>> begin Excerpted data

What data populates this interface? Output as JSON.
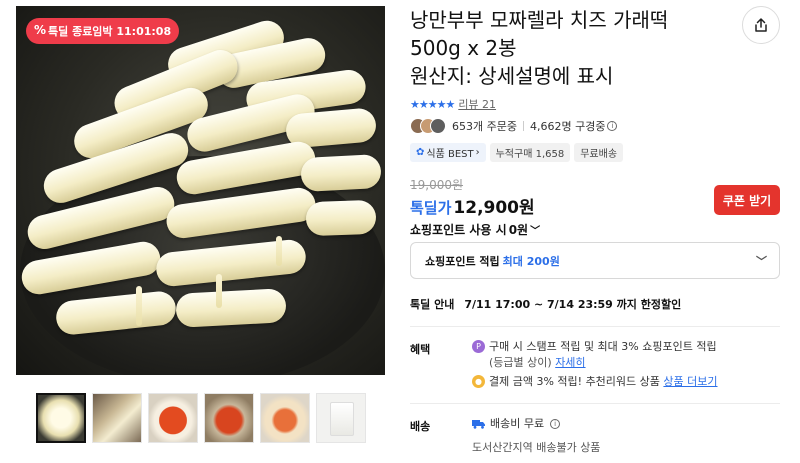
{
  "gallery": {
    "badge_text": "특딜 종료임박 11:01:08",
    "badge_icon": "percent-icon",
    "thumbnails": [
      "thumb-1",
      "thumb-2",
      "thumb-3",
      "thumb-4",
      "thumb-5",
      "thumb-6"
    ]
  },
  "product": {
    "title_line1": "낭만부부 모짜렐라 치즈 가래떡",
    "title_line2": "500g x 2봉",
    "title_line3": "원산지: 상세설명에 표시",
    "stars": "★★★★★",
    "review_label": "리뷰 21",
    "order_count": "653개 주문중",
    "view_count": "4,662명 구경중",
    "tags": {
      "best": "식품 BEST",
      "cumulative": "누적구매 1,658",
      "free_shipping": "무료배송"
    }
  },
  "price": {
    "original": "19,000원",
    "label": "톡딜가",
    "value": "12,900원",
    "coupon_button": "쿠폰 받기"
  },
  "points": {
    "use_label": "쇼핑포인트 사용 시",
    "use_value": "0원",
    "earn_label": "쇼핑포인트 적립",
    "earn_max": "최대 200원"
  },
  "sale_info": {
    "label": "톡딜 안내",
    "period": "7/11 17:00 ~ 7/14 23:59 까지 한정할인"
  },
  "benefits": {
    "label": "혜택",
    "line1": "구매 시 스탬프 적립 및 최대 3% 쇼핑포인트 적립",
    "line1_sub": "(등급별 상이)",
    "line1_link": "자세히",
    "line2": "결제 금액 3% 적립! 추천리워드 상품",
    "line2_link": "상품 더보기"
  },
  "shipping": {
    "label": "배송",
    "fee": "배송비 무료",
    "note": "도서산간지역 배송불가 상품"
  },
  "colors": {
    "accent_blue": "#2c6fe8",
    "coupon_red": "#e4342d",
    "badge_red": "#ef3c4a"
  }
}
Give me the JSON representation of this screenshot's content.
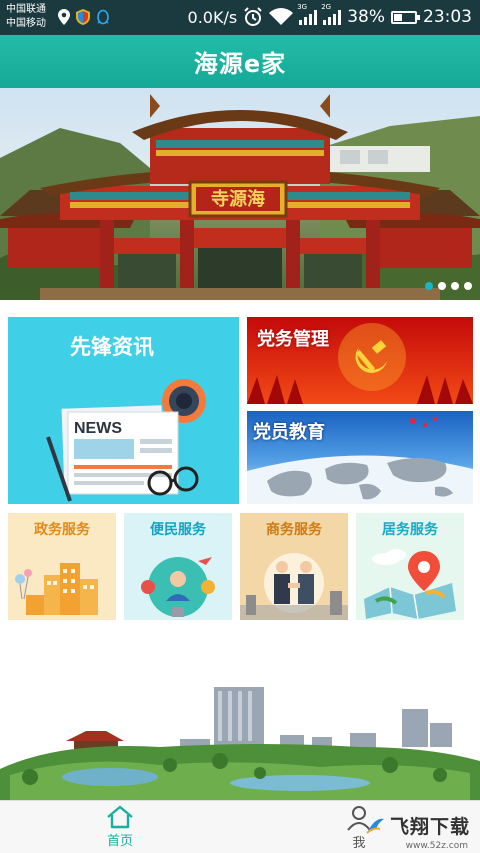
{
  "status_bar": {
    "carrier_1": "中国联通",
    "carrier_2": "中国移动",
    "net_speed": "0.0K/s",
    "sim1_type": "3G",
    "sim2_type": "2G",
    "battery": "38%",
    "battery_level": 0.38,
    "time": "23:03",
    "icons": [
      "location-icon",
      "shield-icon",
      "qq-icon",
      "alarm-icon",
      "wifi-icon",
      "signal-icon",
      "battery-icon"
    ]
  },
  "header": {
    "title": "海源e家"
  },
  "banner": {
    "plaque_text": "寺源海",
    "slide_count": 4,
    "active_slide": 1
  },
  "tiles": {
    "news": {
      "label": "先锋资讯",
      "badge_text": "NEWS"
    },
    "party": {
      "label": "党务管理"
    },
    "education": {
      "label": "党员教育"
    },
    "gov": {
      "label": "政务服务"
    },
    "people": {
      "label": "便民服务"
    },
    "business": {
      "label": "商务服务"
    },
    "home": {
      "label": "居务服务"
    }
  },
  "tab_bar": {
    "home_label": "首页",
    "me_label": "我"
  },
  "watermark": {
    "text": "飞翔下载",
    "url": "www.52z.com"
  },
  "colors": {
    "brand": "#1bb39f",
    "status_bar": "#1a3a3f",
    "news_tile": "#3fd0e8",
    "party_red": "#d61d10"
  }
}
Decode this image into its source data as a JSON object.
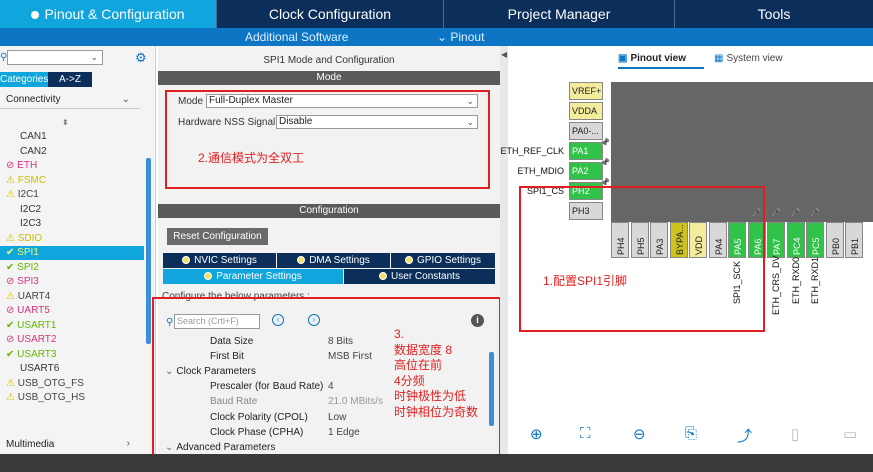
{
  "topnav": {
    "tabs": [
      {
        "label": "Pinout & Configuration",
        "active": true
      },
      {
        "label": "Clock Configuration"
      },
      {
        "label": "Project Manager"
      },
      {
        "label": "Tools"
      }
    ]
  },
  "subnav": {
    "additional_software": "Additional Software",
    "pinout": "⌄ Pinout"
  },
  "left": {
    "tab_categories": "Categories",
    "tab_az": "A->Z",
    "group_label": "Connectivity",
    "bottom_group": "Multimedia",
    "items": [
      {
        "label": "CAN1",
        "state": "ok"
      },
      {
        "label": "CAN2",
        "state": "ok"
      },
      {
        "label": "ETH",
        "state": "err"
      },
      {
        "label": "FSMC",
        "state": "warn"
      },
      {
        "label": "I2C1",
        "state": "warn-dark"
      },
      {
        "label": "I2C2",
        "state": "ok"
      },
      {
        "label": "I2C3",
        "state": "ok"
      },
      {
        "label": "SDIO",
        "state": "warn"
      },
      {
        "label": "SPI1",
        "state": "selected"
      },
      {
        "label": "SPI2",
        "state": "green"
      },
      {
        "label": "SPI3",
        "state": "err"
      },
      {
        "label": "UART4",
        "state": "warn-dark"
      },
      {
        "label": "UART5",
        "state": "err"
      },
      {
        "label": "USART1",
        "state": "green"
      },
      {
        "label": "USART2",
        "state": "err"
      },
      {
        "label": "USART3",
        "state": "green"
      },
      {
        "label": "USART6",
        "state": "ok"
      },
      {
        "label": "USB_OTG_FS",
        "state": "warn-dark"
      },
      {
        "label": "USB_OTG_HS",
        "state": "warn-dark"
      }
    ]
  },
  "mid": {
    "title": "SPI1 Mode and Configuration",
    "mode_bar": "Mode",
    "mode_label": "Mode",
    "mode_value": "Full-Duplex Master",
    "nss_label": "Hardware NSS Signal",
    "nss_value": "Disable",
    "annotation_mode": "2.通信模式为全双工",
    "config_bar": "Configuration",
    "reset_button": "Reset Configuration",
    "tabs_row1": [
      "NVIC Settings",
      "DMA Settings",
      "GPIO Settings"
    ],
    "tabs_row2": [
      "Parameter Settings",
      "User Constants"
    ],
    "configure_text": "Configure the below parameters :",
    "search_placeholder": "Search (Crtl+F)",
    "params": [
      {
        "name": "Data Size",
        "value": "8 Bits"
      },
      {
        "name": "First Bit",
        "value": "MSB First"
      }
    ],
    "clock_group": "Clock Parameters",
    "clock_params": [
      {
        "name": "Prescaler (for Baud Rate)",
        "value": "4"
      },
      {
        "name": "Baud Rate",
        "value": "21.0 MBits/s",
        "dim": true
      },
      {
        "name": "Clock Polarity (CPOL)",
        "value": "Low"
      },
      {
        "name": "Clock Phase (CPHA)",
        "value": "1 Edge"
      }
    ],
    "advanced_group": "Advanced Parameters",
    "annotation_params": [
      "3.",
      "数据宽度 8",
      "高位在前",
      "4分频",
      "时钟极性为低",
      "时钟相位为奇数"
    ]
  },
  "right": {
    "pinout_view": "Pinout view",
    "system_view": "System view",
    "annotation_pin": "1.配置SPI1引脚",
    "left_pins": [
      {
        "label": "VREF+",
        "style": "yellow"
      },
      {
        "label": "VDDA",
        "style": "yellow"
      },
      {
        "label": "PA0-...",
        "style": "gray"
      },
      {
        "label": "PA1",
        "style": "green",
        "signal": "ETH_REF_CLK"
      },
      {
        "label": "PA2",
        "style": "green",
        "signal": "ETH_MDIO"
      },
      {
        "label": "PH2",
        "style": "green",
        "signal": "SPI1_CS"
      },
      {
        "label": "PH3",
        "style": "gray"
      }
    ],
    "bottom_pins": [
      {
        "label": "PH4",
        "style": "gray"
      },
      {
        "label": "PH5",
        "style": "gray"
      },
      {
        "label": "PA3",
        "style": "gray"
      },
      {
        "label": "BYPA...",
        "style": "yellow2"
      },
      {
        "label": "VDD",
        "style": "yellow"
      },
      {
        "label": "PA4",
        "style": "gray"
      },
      {
        "label": "PA5",
        "style": "green",
        "signal": "SPI1_SCK"
      },
      {
        "label": "PA6",
        "style": "green"
      },
      {
        "label": "PA7",
        "style": "green",
        "signal": "ETH_CRS_DV"
      },
      {
        "label": "PC4",
        "style": "green",
        "signal": "ETH_RXD0"
      },
      {
        "label": "PC5",
        "style": "green",
        "signal": "ETH_RXD1"
      },
      {
        "label": "PB0",
        "style": "gray"
      },
      {
        "label": "PB1",
        "style": "gray"
      }
    ]
  },
  "colors": {
    "nav_dark": "#0b2f5a",
    "nav_active": "#10a5dc",
    "pin_green": "#31c24a",
    "annotation_red": "#e02020"
  }
}
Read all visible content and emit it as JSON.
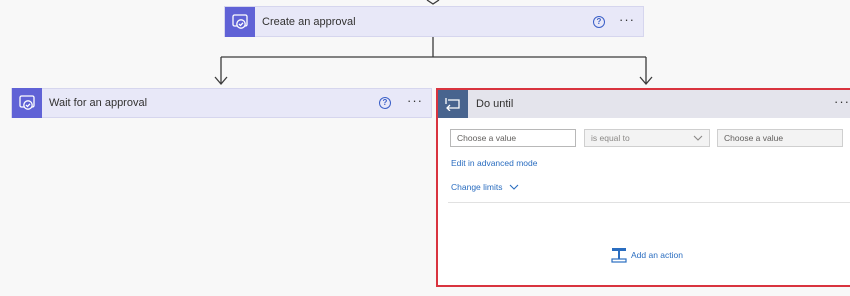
{
  "create_approval": {
    "title": "Create an approval",
    "help_icon": "?",
    "more_icon": "···"
  },
  "wait_approval": {
    "title": "Wait for an approval",
    "help_icon": "?",
    "more_icon": "···"
  },
  "do_until": {
    "title": "Do until",
    "more_icon": "···",
    "condition": {
      "left_placeholder": "Choose a value",
      "operator": "is equal to",
      "right_placeholder": "Choose a value"
    },
    "advanced_mode_link": "Edit in advanced mode",
    "change_limits_link": "Change limits",
    "add_action_link": "Add an action"
  },
  "colors": {
    "approval_accent": "#6062d6",
    "loop_accent": "#48648e",
    "selected_border": "#d9343f",
    "link": "#2a6dc0"
  }
}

>> end Excerpted data

*What to work on*: From the listing above, copy every line that includes the word "Rate".

*The response*:
        "name": "Prescaler (for Baud Rate)",
        "name": "Baud Rate",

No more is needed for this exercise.